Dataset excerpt
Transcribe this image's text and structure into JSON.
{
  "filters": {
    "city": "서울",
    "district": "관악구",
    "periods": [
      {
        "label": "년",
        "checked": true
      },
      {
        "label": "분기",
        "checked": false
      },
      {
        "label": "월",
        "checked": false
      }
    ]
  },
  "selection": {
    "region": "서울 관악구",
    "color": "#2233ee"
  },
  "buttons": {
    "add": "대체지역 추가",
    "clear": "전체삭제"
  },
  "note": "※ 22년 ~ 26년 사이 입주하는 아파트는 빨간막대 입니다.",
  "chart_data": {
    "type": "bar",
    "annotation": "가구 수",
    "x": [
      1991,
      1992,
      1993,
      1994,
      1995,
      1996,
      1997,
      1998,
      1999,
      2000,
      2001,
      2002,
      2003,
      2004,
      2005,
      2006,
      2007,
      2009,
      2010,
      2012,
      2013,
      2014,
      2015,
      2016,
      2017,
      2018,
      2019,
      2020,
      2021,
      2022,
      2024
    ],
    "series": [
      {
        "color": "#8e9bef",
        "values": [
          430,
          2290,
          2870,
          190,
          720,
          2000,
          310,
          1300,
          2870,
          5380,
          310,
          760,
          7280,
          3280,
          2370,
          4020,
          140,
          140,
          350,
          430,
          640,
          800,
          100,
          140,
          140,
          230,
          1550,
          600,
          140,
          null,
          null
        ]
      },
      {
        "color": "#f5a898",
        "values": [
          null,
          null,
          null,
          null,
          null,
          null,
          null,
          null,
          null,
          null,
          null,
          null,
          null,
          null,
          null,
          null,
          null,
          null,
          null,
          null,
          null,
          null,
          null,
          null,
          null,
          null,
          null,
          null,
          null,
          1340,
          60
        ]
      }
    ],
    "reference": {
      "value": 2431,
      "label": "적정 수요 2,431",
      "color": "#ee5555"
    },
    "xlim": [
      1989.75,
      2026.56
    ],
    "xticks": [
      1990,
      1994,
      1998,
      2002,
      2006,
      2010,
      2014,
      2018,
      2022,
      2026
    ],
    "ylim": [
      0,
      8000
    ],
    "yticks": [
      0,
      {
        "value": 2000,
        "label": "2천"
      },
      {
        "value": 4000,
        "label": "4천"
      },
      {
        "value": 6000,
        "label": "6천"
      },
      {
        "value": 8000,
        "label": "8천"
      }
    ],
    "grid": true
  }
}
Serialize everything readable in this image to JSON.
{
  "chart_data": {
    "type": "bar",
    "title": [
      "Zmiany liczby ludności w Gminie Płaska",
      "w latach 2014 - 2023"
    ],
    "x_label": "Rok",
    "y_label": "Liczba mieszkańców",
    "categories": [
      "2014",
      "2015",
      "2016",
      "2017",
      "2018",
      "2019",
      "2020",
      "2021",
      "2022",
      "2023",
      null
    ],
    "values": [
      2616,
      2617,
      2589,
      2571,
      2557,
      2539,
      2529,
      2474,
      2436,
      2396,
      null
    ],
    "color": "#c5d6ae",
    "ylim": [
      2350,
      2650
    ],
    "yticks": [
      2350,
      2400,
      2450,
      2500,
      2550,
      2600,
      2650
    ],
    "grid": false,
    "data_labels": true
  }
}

→ Written request: Extract every line above exactly as it stands.

→ Solution for this exercise:
Transcribe this image's text and structure into JSON.
{
  "filters": {
    "city": "서울",
    "district": "관악구",
    "periods": [
      {
        "label": "년",
        "checked": true
      },
      {
        "label": "분기",
        "checked": false
      },
      {
        "label": "월",
        "checked": false
      }
    ]
  },
  "selection": {
    "region": "서울 관악구",
    "color": "#2233ee"
  },
  "buttons": {
    "add": "대체지역 추가",
    "clear": "전체삭제"
  },
  "note": "※ 22년 ~ 26년 사이 입주하는 아파트는 빨간막대 입니다.",
  "chart_data": {
    "type": "bar",
    "annotation": "가구 수",
    "x": [
      1991,
      1992,
      1993,
      1994,
      1995,
      1996,
      1997,
      1998,
      1999,
      2000,
      2001,
      2002,
      2003,
      2004,
      2005,
      2006,
      2007,
      2009,
      2010,
      2012,
      2013,
      2014,
      2015,
      2016,
      2017,
      2018,
      2019,
      2020,
      2021,
      2022,
      2024
    ],
    "series": [
      {
        "color": "#8e9bef",
        "values": [
          430,
          2290,
          2870,
          190,
          720,
          2000,
          310,
          1300,
          2870,
          5380,
          310,
          760,
          7280,
          3280,
          2370,
          4020,
          140,
          140,
          350,
          430,
          640,
          800,
          100,
          140,
          140,
          230,
          1550,
          600,
          140,
          null,
          null
        ]
      },
      {
        "color": "#f5a898",
        "values": [
          null,
          null,
          null,
          null,
          null,
          null,
          null,
          null,
          null,
          null,
          null,
          null,
          null,
          null,
          null,
          null,
          null,
          null,
          null,
          null,
          null,
          null,
          null,
          null,
          null,
          null,
          null,
          null,
          null,
          1340,
          60
        ]
      }
    ],
    "reference": {
      "value": 2431,
      "label": "적정 수요 2,431",
      "color": "#ee5555"
    },
    "xlim": [
      1989.75,
      2026.56
    ],
    "xticks": [
      1990,
      1994,
      1998,
      2002,
      2006,
      2010,
      2014,
      2018,
      2022,
      2026
    ],
    "ylim": [
      0,
      8000
    ],
    "yticks": [
      0,
      {
        "value": 2000,
        "label": "2천"
      },
      {
        "value": 4000,
        "label": "4천"
      },
      {
        "value": 6000,
        "label": "6천"
      },
      {
        "value": 8000,
        "label": "8천"
      }
    ],
    "grid": true
  }
}
Serialize everything readable in this image to JSON.
{
  "chart_data": {
    "type": "bar",
    "title": [
      "Zmiany liczby ludności w Gminie Płaska",
      "w latach 2014 - 2023"
    ],
    "x_label": "Rok",
    "y_label": "Liczba mieszkańców",
    "categories": [
      "2014",
      "2015",
      "2016",
      "2017",
      "2018",
      "2019",
      "2020",
      "2021",
      "2022",
      "2023",
      null
    ],
    "values": [
      2616,
      2617,
      2589,
      2571,
      2557,
      2539,
      2529,
      2474,
      2436,
      2396,
      null
    ],
    "color": "#c5d6ae",
    "ylim": [
      2350,
      2650
    ],
    "yticks": [
      2350,
      2400,
      2450,
      2500,
      2550,
      2600,
      2650
    ],
    "grid": false,
    "data_labels": true
  }
}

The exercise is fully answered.